Repeat the data verbatim.

*Dataset extract:*
* BEGIN *

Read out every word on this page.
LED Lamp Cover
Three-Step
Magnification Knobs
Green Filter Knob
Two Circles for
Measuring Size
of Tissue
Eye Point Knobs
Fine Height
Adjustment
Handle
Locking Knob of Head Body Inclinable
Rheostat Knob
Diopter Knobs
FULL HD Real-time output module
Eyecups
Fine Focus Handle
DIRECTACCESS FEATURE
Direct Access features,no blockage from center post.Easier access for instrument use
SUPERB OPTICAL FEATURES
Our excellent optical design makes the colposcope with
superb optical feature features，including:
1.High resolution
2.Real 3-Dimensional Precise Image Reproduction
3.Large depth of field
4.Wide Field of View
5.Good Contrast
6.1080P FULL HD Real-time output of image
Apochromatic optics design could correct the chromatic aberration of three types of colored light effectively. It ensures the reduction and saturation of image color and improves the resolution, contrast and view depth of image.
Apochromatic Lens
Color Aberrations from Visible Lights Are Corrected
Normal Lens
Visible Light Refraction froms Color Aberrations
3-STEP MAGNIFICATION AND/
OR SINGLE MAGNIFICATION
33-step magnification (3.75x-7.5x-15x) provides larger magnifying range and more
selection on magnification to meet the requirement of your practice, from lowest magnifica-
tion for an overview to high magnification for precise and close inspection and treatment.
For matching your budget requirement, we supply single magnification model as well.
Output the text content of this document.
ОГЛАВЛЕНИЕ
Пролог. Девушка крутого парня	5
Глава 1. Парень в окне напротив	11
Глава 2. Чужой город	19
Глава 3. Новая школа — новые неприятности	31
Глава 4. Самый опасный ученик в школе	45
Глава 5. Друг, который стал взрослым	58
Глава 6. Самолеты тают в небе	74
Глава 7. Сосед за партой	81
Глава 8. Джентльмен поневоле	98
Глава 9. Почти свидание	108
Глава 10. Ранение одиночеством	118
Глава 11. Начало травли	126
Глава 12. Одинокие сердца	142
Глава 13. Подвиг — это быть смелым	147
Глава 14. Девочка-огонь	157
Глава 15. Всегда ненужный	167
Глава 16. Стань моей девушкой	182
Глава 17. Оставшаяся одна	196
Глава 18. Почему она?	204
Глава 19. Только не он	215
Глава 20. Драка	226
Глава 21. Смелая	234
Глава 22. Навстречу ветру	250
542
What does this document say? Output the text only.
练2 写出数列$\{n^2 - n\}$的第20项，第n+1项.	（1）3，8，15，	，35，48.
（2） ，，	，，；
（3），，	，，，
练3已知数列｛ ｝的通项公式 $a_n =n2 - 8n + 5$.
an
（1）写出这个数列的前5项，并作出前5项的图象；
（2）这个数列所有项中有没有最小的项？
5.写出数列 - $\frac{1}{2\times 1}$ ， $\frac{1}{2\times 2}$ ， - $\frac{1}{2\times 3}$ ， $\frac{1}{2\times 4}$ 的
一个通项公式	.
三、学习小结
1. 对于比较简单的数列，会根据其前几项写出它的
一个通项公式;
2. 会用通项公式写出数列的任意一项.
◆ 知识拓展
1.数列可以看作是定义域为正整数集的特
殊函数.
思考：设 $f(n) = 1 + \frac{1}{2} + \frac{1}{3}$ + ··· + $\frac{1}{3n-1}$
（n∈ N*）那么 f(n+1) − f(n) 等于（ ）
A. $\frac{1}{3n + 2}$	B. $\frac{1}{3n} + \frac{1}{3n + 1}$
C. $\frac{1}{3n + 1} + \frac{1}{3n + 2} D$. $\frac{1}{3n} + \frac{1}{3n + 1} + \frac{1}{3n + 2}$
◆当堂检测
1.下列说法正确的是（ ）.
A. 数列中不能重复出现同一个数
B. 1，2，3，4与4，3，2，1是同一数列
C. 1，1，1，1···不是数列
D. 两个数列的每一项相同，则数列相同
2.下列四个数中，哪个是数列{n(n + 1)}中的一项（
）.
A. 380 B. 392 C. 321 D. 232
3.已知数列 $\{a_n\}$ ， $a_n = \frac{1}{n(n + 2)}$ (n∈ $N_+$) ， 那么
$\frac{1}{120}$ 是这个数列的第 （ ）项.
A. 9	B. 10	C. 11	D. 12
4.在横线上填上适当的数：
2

* END *

*Written response:*
Read out every word on this page.
LED Lamp Cover
Three-Step
Magnification Knobs
Green Filter Knob
Two Circles for
Measuring Size
of Tissue
Eye Point Knobs
Fine Height
Adjustment
Handle
Locking Knob of Head Body Inclinable
Rheostat Knob
Diopter Knobs
FULL HD Real-time output module
Eyecups
Fine Focus Handle
DIRECTACCESS FEATURE
Direct Access features,no blockage from center post.Easier access for instrument use
SUPERB OPTICAL FEATURES
Our excellent optical design makes the colposcope with
superb optical feature features，including:
1.High resolution
2.Real 3-Dimensional Precise Image Reproduction
3.Large depth of field
4.Wide Field of View
5.Good Contrast
6.1080P FULL HD Real-time output of image
Apochromatic optics design could correct the chromatic aberration of three types of colored light effectively. It ensures the reduction and saturation of image color and improves the resolution, contrast and view depth of image.
Apochromatic Lens
Color Aberrations from Visible Lights Are Corrected
Normal Lens
Visible Light Refraction froms Color Aberrations
3-STEP MAGNIFICATION AND/
OR SINGLE MAGNIFICATION
33-step magnification (3.75x-7.5x-15x) provides larger magnifying range and more
selection on magnification to meet the requirement of your practice, from lowest magnifica-
tion for an overview to high magnification for precise and close inspection and treatment.
For matching your budget requirement, we supply single magnification model as well.
Output the text content of this document.
ОГЛАВЛЕНИЕ
Пролог. Девушка крутого парня	5
Глава 1. Парень в окне напротив	11
Глава 2. Чужой город	19
Глава 3. Новая школа — новые неприятности	31
Глава 4. Самый опасный ученик в школе	45
Глава 5. Друг, который стал взрослым	58
Глава 6. Самолеты тают в небе	74
Глава 7. Сосед за партой	81
Глава 8. Джентльмен поневоле	98
Глава 9. Почти свидание	108
Глава 10. Ранение одиночеством	118
Глава 11. Начало травли	126
Глава 12. Одинокие сердца	142
Глава 13. Подвиг — это быть смелым	147
Глава 14. Девочка-огонь	157
Глава 15. Всегда ненужный	167
Глава 16. Стань моей девушкой	182
Глава 17. Оставшаяся одна	196
Глава 18. Почему она?	204
Глава 19. Только не он	215
Глава 20. Драка	226
Глава 21. Смелая	234
Глава 22. Навстречу ветру	250
542
What does this document say? Output the text only.
练2 写出数列$\{n^2 - n\}$的第20项，第n+1项.	（1）3，8，15，	，35，48.
（2） ，，	，，；
（3），，	，，，
练3已知数列｛ ｝的通项公式 $a_n =n2 - 8n + 5$.
an
（1）写出这个数列的前5项，并作出前5项的图象；
（2）这个数列所有项中有没有最小的项？
5.写出数列 - $\frac{1}{2\times 1}$ ， $\frac{1}{2\times 2}$ ， - $\frac{1}{2\times 3}$ ， $\frac{1}{2\times 4}$ 的
一个通项公式	.
三、学习小结
1. 对于比较简单的数列，会根据其前几项写出它的
一个通项公式;
2. 会用通项公式写出数列的任意一项.
◆ 知识拓展
1.数列可以看作是定义域为正整数集的特
殊函数.
思考：设 $f(n) = 1 + \frac{1}{2} + \frac{1}{3}$ + ··· + $\frac{1}{3n-1}$
（n∈ N*）那么 f(n+1) − f(n) 等于（ ）
A. $\frac{1}{3n + 2}$	B. $\frac{1}{3n} + \frac{1}{3n + 1}$
C. $\frac{1}{3n + 1} + \frac{1}{3n + 2} D$. $\frac{1}{3n} + \frac{1}{3n + 1} + \frac{1}{3n + 2}$
◆当堂检测
1.下列说法正确的是（ ）.
A. 数列中不能重复出现同一个数
B. 1，2，3，4与4，3，2，1是同一数列
C. 1，1，1，1···不是数列
D. 两个数列的每一项相同，则数列相同
2.下列四个数中，哪个是数列{n(n + 1)}中的一项（
）.
A. 380 B. 392 C. 321 D. 232
3.已知数列 $\{a_n\}$ ， $a_n = \frac{1}{n(n + 2)}$ (n∈ $N_+$) ， 那么
$\frac{1}{120}$ 是这个数列的第 （ ）项.
A. 9	B. 10	C. 11	D. 12
4.在横线上填上适当的数：
2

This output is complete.